◆ **Provided material**:
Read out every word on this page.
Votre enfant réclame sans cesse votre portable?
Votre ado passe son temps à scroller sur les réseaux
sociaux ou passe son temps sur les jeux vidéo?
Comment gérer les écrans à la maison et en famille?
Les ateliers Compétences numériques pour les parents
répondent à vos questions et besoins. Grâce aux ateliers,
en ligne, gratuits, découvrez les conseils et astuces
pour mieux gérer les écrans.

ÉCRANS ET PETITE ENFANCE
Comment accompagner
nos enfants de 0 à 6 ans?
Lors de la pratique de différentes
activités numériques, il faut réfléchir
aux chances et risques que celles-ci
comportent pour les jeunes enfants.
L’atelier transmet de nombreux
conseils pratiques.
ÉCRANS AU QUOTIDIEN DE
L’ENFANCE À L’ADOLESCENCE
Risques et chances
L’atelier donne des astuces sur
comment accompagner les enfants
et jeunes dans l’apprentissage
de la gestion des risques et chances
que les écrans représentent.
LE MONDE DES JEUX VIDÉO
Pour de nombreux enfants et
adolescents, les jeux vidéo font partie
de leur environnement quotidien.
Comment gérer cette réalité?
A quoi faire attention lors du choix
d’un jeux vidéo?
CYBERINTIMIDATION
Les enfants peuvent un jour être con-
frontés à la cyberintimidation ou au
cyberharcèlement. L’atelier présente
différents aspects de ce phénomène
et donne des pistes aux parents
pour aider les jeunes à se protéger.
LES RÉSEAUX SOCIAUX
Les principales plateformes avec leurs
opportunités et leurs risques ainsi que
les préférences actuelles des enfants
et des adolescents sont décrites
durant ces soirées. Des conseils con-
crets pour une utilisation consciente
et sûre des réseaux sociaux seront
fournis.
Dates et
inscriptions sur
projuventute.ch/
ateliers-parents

◆ **Set exercise**: Pull out each line of the listing that holds the string "temps".

◆ **Answer to the task**:
Votre ado passe son temps à scroller sur les réseaux
sociaux ou passe son temps sur les jeux vidéo?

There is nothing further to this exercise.